Records that describe figures
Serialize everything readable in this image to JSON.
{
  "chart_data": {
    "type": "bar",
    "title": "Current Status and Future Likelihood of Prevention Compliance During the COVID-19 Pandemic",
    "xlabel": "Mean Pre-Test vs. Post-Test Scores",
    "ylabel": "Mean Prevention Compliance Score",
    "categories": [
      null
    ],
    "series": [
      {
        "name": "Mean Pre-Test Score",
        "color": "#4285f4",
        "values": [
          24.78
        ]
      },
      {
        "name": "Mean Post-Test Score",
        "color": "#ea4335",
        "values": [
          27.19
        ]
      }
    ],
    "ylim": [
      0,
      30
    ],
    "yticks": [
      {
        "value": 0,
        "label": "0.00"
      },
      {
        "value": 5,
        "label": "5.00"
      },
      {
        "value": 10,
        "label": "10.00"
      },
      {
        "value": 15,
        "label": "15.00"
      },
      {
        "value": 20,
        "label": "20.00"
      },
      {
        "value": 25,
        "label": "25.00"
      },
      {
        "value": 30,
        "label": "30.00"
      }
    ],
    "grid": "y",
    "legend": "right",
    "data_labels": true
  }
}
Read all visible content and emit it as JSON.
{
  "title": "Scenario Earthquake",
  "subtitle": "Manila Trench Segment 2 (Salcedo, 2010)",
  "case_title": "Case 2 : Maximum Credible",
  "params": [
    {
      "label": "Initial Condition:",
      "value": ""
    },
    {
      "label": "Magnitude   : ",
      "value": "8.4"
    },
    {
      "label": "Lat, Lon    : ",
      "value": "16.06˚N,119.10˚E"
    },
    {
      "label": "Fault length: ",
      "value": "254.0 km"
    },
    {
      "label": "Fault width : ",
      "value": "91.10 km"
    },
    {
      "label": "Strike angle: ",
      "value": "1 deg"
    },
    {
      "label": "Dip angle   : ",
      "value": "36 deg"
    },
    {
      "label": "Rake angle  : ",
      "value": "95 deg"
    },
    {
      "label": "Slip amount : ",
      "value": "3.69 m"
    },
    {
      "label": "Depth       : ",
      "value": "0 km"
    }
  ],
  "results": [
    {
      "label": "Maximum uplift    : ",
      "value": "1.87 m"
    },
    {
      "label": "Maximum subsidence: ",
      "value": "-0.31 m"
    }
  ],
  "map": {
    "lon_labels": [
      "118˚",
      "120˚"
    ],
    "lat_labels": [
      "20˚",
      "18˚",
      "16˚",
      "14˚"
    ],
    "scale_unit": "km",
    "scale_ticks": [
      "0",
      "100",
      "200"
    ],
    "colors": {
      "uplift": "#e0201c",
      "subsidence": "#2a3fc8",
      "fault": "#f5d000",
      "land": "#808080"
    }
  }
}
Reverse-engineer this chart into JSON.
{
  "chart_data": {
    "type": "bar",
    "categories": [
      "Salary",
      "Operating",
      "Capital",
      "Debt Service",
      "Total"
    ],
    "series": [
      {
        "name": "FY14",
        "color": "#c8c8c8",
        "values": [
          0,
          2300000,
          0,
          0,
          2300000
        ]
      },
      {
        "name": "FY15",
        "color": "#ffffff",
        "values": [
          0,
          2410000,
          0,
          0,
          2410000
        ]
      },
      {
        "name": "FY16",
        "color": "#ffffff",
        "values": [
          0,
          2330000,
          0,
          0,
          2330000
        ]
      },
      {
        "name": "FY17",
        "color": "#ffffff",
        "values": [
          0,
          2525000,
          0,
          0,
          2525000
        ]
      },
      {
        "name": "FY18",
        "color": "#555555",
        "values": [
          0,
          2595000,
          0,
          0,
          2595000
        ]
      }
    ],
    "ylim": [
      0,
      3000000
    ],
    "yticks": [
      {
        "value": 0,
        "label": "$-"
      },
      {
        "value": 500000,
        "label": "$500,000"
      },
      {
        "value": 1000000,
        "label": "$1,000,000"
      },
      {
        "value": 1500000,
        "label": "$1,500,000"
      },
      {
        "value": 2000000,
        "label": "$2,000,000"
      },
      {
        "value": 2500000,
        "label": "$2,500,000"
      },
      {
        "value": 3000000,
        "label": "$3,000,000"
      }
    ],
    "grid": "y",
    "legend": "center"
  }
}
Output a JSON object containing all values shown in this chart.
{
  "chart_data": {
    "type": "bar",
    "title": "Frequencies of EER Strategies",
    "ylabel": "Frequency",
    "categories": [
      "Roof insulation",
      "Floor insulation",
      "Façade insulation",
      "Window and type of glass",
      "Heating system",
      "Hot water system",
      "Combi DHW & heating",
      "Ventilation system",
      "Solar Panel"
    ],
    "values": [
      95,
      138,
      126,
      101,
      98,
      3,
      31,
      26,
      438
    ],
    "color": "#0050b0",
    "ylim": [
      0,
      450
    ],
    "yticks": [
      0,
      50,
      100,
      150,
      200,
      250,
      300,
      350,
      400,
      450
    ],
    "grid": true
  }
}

■ **Exercise brief**
Retype the entries exactly, including every line.

■ **Response to the task**
Serialize everything readable in this image to JSON.
{
  "chart_data": {
    "type": "bar",
    "title": "Current Status and Future Likelihood of Prevention Compliance During the COVID-19 Pandemic",
    "xlabel": "Mean Pre-Test vs. Post-Test Scores",
    "ylabel": "Mean Prevention Compliance Score",
    "categories": [
      null
    ],
    "series": [
      {
        "name": "Mean Pre-Test Score",
        "color": "#4285f4",
        "values": [
          24.78
        ]
      },
      {
        "name": "Mean Post-Test Score",
        "color": "#ea4335",
        "values": [
          27.19
        ]
      }
    ],
    "ylim": [
      0,
      30
    ],
    "yticks": [
      {
        "value": 0,
        "label": "0.00"
      },
      {
        "value": 5,
        "label": "5.00"
      },
      {
        "value": 10,
        "label": "10.00"
      },
      {
        "value": 15,
        "label": "15.00"
      },
      {
        "value": 20,
        "label": "20.00"
      },
      {
        "value": 25,
        "label": "25.00"
      },
      {
        "value": 30,
        "label": "30.00"
      }
    ],
    "grid": "y",
    "legend": "right",
    "data_labels": true
  }
}
Read all visible content and emit it as JSON.
{
  "title": "Scenario Earthquake",
  "subtitle": "Manila Trench Segment 2 (Salcedo, 2010)",
  "case_title": "Case 2 : Maximum Credible",
  "params": [
    {
      "label": "Initial Condition:",
      "value": ""
    },
    {
      "label": "Magnitude   : ",
      "value": "8.4"
    },
    {
      "label": "Lat, Lon    : ",
      "value": "16.06˚N,119.10˚E"
    },
    {
      "label": "Fault length: ",
      "value": "254.0 km"
    },
    {
      "label": "Fault width : ",
      "value": "91.10 km"
    },
    {
      "label": "Strike angle: ",
      "value": "1 deg"
    },
    {
      "label": "Dip angle   : ",
      "value": "36 deg"
    },
    {
      "label": "Rake angle  : ",
      "value": "95 deg"
    },
    {
      "label": "Slip amount : ",
      "value": "3.69 m"
    },
    {
      "label": "Depth       : ",
      "value": "0 km"
    }
  ],
  "results": [
    {
      "label": "Maximum uplift    : ",
      "value": "1.87 m"
    },
    {
      "label": "Maximum subsidence: ",
      "value": "-0.31 m"
    }
  ],
  "map": {
    "lon_labels": [
      "118˚",
      "120˚"
    ],
    "lat_labels": [
      "20˚",
      "18˚",
      "16˚",
      "14˚"
    ],
    "scale_unit": "km",
    "scale_ticks": [
      "0",
      "100",
      "200"
    ],
    "colors": {
      "uplift": "#e0201c",
      "subsidence": "#2a3fc8",
      "fault": "#f5d000",
      "land": "#808080"
    }
  }
}
Reverse-engineer this chart into JSON.
{
  "chart_data": {
    "type": "bar",
    "categories": [
      "Salary",
      "Operating",
      "Capital",
      "Debt Service",
      "Total"
    ],
    "series": [
      {
        "name": "FY14",
        "color": "#c8c8c8",
        "values": [
          0,
          2300000,
          0,
          0,
          2300000
        ]
      },
      {
        "name": "FY15",
        "color": "#ffffff",
        "values": [
          0,
          2410000,
          0,
          0,
          2410000
        ]
      },
      {
        "name": "FY16",
        "color": "#ffffff",
        "values": [
          0,
          2330000,
          0,
          0,
          2330000
        ]
      },
      {
        "name": "FY17",
        "color": "#ffffff",
        "values": [
          0,
          2525000,
          0,
          0,
          2525000
        ]
      },
      {
        "name": "FY18",
        "color": "#555555",
        "values": [
          0,
          2595000,
          0,
          0,
          2595000
        ]
      }
    ],
    "ylim": [
      0,
      3000000
    ],
    "yticks": [
      {
        "value": 0,
        "label": "$-"
      },
      {
        "value": 500000,
        "label": "$500,000"
      },
      {
        "value": 1000000,
        "label": "$1,000,000"
      },
      {
        "value": 1500000,
        "label": "$1,500,000"
      },
      {
        "value": 2000000,
        "label": "$2,000,000"
      },
      {
        "value": 2500000,
        "label": "$2,500,000"
      },
      {
        "value": 3000000,
        "label": "$3,000,000"
      }
    ],
    "grid": "y",
    "legend": "center"
  }
}
Output a JSON object containing all values shown in this chart.
{
  "chart_data": {
    "type": "bar",
    "title": "Frequencies of EER Strategies",
    "ylabel": "Frequency",
    "categories": [
      "Roof insulation",
      "Floor insulation",
      "Façade insulation",
      "Window and type of glass",
      "Heating system",
      "Hot water system",
      "Combi DHW & heating",
      "Ventilation system",
      "Solar Panel"
    ],
    "values": [
      95,
      138,
      126,
      101,
      98,
      3,
      31,
      26,
      438
    ],
    "color": "#0050b0",
    "ylim": [
      0,
      450
    ],
    "yticks": [
      0,
      50,
      100,
      150,
      200,
      250,
      300,
      350,
      400,
      450
    ],
    "grid": true
  }
}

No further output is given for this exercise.